Records for the task:
....

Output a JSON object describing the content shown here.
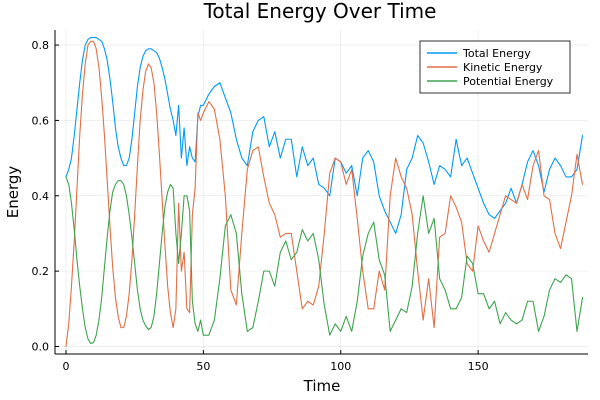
{
  "chart_data": {
    "type": "line",
    "title": "Total Energy Over Time",
    "xlabel": "Time",
    "ylabel": "Energy",
    "xlim": [
      -4,
      190
    ],
    "ylim": [
      -0.02,
      0.84
    ],
    "xticks": [
      0,
      50,
      100,
      150
    ],
    "yticks": [
      0.0,
      0.2,
      0.4,
      0.6,
      0.8
    ],
    "xtick_labels": [
      "0",
      "50",
      "100",
      "150"
    ],
    "ytick_labels": [
      "0.0",
      "0.2",
      "0.4",
      "0.6",
      "0.8"
    ],
    "grid": true,
    "legend_position": "top-right",
    "series": [
      {
        "name": "Total Energy",
        "color": "#009AFA",
        "x": [
          0,
          1,
          2,
          3,
          4,
          5,
          6,
          7,
          8,
          9,
          10,
          11,
          12,
          13,
          14,
          15,
          16,
          17,
          18,
          19,
          20,
          21,
          22,
          23,
          24,
          25,
          26,
          27,
          28,
          29,
          30,
          31,
          32,
          33,
          34,
          35,
          36,
          37,
          38,
          39,
          40,
          41,
          42,
          43,
          44,
          45,
          46,
          47,
          48,
          49,
          50,
          52,
          54,
          56,
          58,
          60,
          62,
          64,
          66,
          68,
          70,
          72,
          74,
          76,
          78,
          80,
          82,
          84,
          86,
          88,
          90,
          92,
          94,
          96,
          98,
          100,
          102,
          104,
          106,
          108,
          110,
          112,
          114,
          116,
          118,
          120,
          122,
          124,
          126,
          128,
          130,
          132,
          134,
          136,
          138,
          140,
          142,
          144,
          146,
          148,
          150,
          152,
          154,
          156,
          158,
          160,
          162,
          164,
          166,
          168,
          170,
          172,
          174,
          176,
          178,
          180,
          182,
          184,
          186,
          188
        ],
        "y": [
          0.45,
          0.47,
          0.5,
          0.56,
          0.63,
          0.7,
          0.76,
          0.8,
          0.815,
          0.82,
          0.82,
          0.82,
          0.815,
          0.81,
          0.79,
          0.76,
          0.71,
          0.65,
          0.58,
          0.53,
          0.5,
          0.48,
          0.48,
          0.5,
          0.55,
          0.62,
          0.69,
          0.74,
          0.77,
          0.785,
          0.79,
          0.79,
          0.785,
          0.78,
          0.765,
          0.74,
          0.71,
          0.67,
          0.63,
          0.6,
          0.56,
          0.64,
          0.5,
          0.58,
          0.48,
          0.53,
          0.5,
          0.49,
          0.61,
          0.64,
          0.64,
          0.67,
          0.69,
          0.7,
          0.66,
          0.62,
          0.55,
          0.5,
          0.48,
          0.57,
          0.6,
          0.61,
          0.53,
          0.57,
          0.5,
          0.55,
          0.55,
          0.45,
          0.53,
          0.48,
          0.5,
          0.43,
          0.42,
          0.4,
          0.5,
          0.49,
          0.46,
          0.48,
          0.4,
          0.5,
          0.52,
          0.49,
          0.4,
          0.36,
          0.33,
          0.3,
          0.35,
          0.47,
          0.5,
          0.56,
          0.54,
          0.49,
          0.43,
          0.48,
          0.47,
          0.45,
          0.55,
          0.48,
          0.5,
          0.46,
          0.42,
          0.38,
          0.35,
          0.34,
          0.36,
          0.38,
          0.42,
          0.38,
          0.43,
          0.49,
          0.52,
          0.48,
          0.41,
          0.47,
          0.5,
          0.48,
          0.45,
          0.45,
          0.47,
          0.56
        ]
      },
      {
        "name": "Kinetic Energy",
        "color": "#E26F46",
        "x": [
          0,
          1,
          2,
          3,
          4,
          5,
          6,
          7,
          8,
          9,
          10,
          11,
          12,
          13,
          14,
          15,
          16,
          17,
          18,
          19,
          20,
          21,
          22,
          23,
          24,
          25,
          26,
          27,
          28,
          29,
          30,
          31,
          32,
          33,
          34,
          35,
          36,
          37,
          38,
          39,
          40,
          41,
          42,
          43,
          44,
          45,
          46,
          47,
          48,
          49,
          50,
          52,
          54,
          56,
          58,
          60,
          62,
          64,
          66,
          68,
          70,
          72,
          74,
          76,
          78,
          80,
          82,
          84,
          86,
          88,
          90,
          92,
          94,
          96,
          98,
          100,
          102,
          104,
          106,
          108,
          110,
          112,
          114,
          116,
          118,
          120,
          122,
          124,
          126,
          128,
          130,
          132,
          134,
          136,
          138,
          140,
          142,
          144,
          146,
          148,
          150,
          152,
          154,
          156,
          158,
          160,
          162,
          164,
          166,
          168,
          170,
          172,
          174,
          176,
          178,
          180,
          182,
          184,
          186,
          188
        ],
        "y": [
          0.0,
          0.06,
          0.16,
          0.28,
          0.42,
          0.56,
          0.67,
          0.75,
          0.8,
          0.81,
          0.81,
          0.79,
          0.74,
          0.66,
          0.56,
          0.44,
          0.32,
          0.21,
          0.13,
          0.08,
          0.05,
          0.05,
          0.08,
          0.14,
          0.23,
          0.35,
          0.48,
          0.6,
          0.68,
          0.73,
          0.75,
          0.74,
          0.7,
          0.62,
          0.51,
          0.39,
          0.27,
          0.16,
          0.09,
          0.05,
          0.1,
          0.38,
          0.2,
          0.25,
          0.1,
          0.09,
          0.35,
          0.42,
          0.62,
          0.6,
          0.62,
          0.65,
          0.63,
          0.55,
          0.4,
          0.15,
          0.11,
          0.3,
          0.47,
          0.52,
          0.53,
          0.45,
          0.38,
          0.35,
          0.29,
          0.3,
          0.3,
          0.2,
          0.1,
          0.12,
          0.11,
          0.16,
          0.3,
          0.46,
          0.5,
          0.49,
          0.43,
          0.47,
          0.34,
          0.2,
          0.1,
          0.1,
          0.2,
          0.15,
          0.4,
          0.5,
          0.45,
          0.42,
          0.35,
          0.2,
          0.07,
          0.18,
          0.05,
          0.29,
          0.3,
          0.4,
          0.37,
          0.33,
          0.22,
          0.2,
          0.32,
          0.28,
          0.25,
          0.3,
          0.35,
          0.4,
          0.39,
          0.38,
          0.43,
          0.39,
          0.48,
          0.52,
          0.4,
          0.39,
          0.3,
          0.26,
          0.33,
          0.4,
          0.51,
          0.43
        ]
      },
      {
        "name": "Potential Energy",
        "color": "#3EA44E",
        "x": [
          0,
          1,
          2,
          3,
          4,
          5,
          6,
          7,
          8,
          9,
          10,
          11,
          12,
          13,
          14,
          15,
          16,
          17,
          18,
          19,
          20,
          21,
          22,
          23,
          24,
          25,
          26,
          27,
          28,
          29,
          30,
          31,
          32,
          33,
          34,
          35,
          36,
          37,
          38,
          39,
          40,
          41,
          42,
          43,
          44,
          45,
          46,
          47,
          48,
          49,
          50,
          52,
          54,
          56,
          58,
          60,
          62,
          64,
          66,
          68,
          70,
          72,
          74,
          76,
          78,
          80,
          82,
          84,
          86,
          88,
          90,
          92,
          94,
          96,
          98,
          100,
          102,
          104,
          106,
          108,
          110,
          112,
          114,
          116,
          118,
          120,
          122,
          124,
          126,
          128,
          130,
          132,
          134,
          136,
          138,
          140,
          142,
          144,
          146,
          148,
          150,
          152,
          154,
          156,
          158,
          160,
          162,
          164,
          166,
          168,
          170,
          172,
          174,
          176,
          178,
          180,
          182,
          184,
          186,
          188
        ],
        "y": [
          0.45,
          0.43,
          0.38,
          0.31,
          0.23,
          0.16,
          0.1,
          0.05,
          0.02,
          0.008,
          0.01,
          0.03,
          0.07,
          0.13,
          0.21,
          0.29,
          0.36,
          0.41,
          0.43,
          0.44,
          0.44,
          0.43,
          0.4,
          0.35,
          0.29,
          0.22,
          0.15,
          0.1,
          0.07,
          0.055,
          0.045,
          0.05,
          0.08,
          0.14,
          0.22,
          0.3,
          0.37,
          0.41,
          0.43,
          0.42,
          0.3,
          0.22,
          0.3,
          0.4,
          0.4,
          0.36,
          0.12,
          0.06,
          0.04,
          0.07,
          0.03,
          0.03,
          0.07,
          0.18,
          0.32,
          0.35,
          0.3,
          0.14,
          0.04,
          0.05,
          0.12,
          0.2,
          0.2,
          0.16,
          0.25,
          0.28,
          0.23,
          0.25,
          0.31,
          0.28,
          0.3,
          0.23,
          0.11,
          0.03,
          0.06,
          0.04,
          0.08,
          0.04,
          0.12,
          0.24,
          0.3,
          0.33,
          0.23,
          0.19,
          0.04,
          0.07,
          0.1,
          0.09,
          0.16,
          0.3,
          0.4,
          0.3,
          0.34,
          0.18,
          0.15,
          0.1,
          0.1,
          0.13,
          0.24,
          0.22,
          0.14,
          0.14,
          0.1,
          0.12,
          0.06,
          0.09,
          0.07,
          0.06,
          0.07,
          0.12,
          0.12,
          0.04,
          0.08,
          0.15,
          0.18,
          0.17,
          0.19,
          0.18,
          0.04,
          0.13
        ]
      }
    ]
  }
}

....

Report only the number of lines that hold the word "Time".

2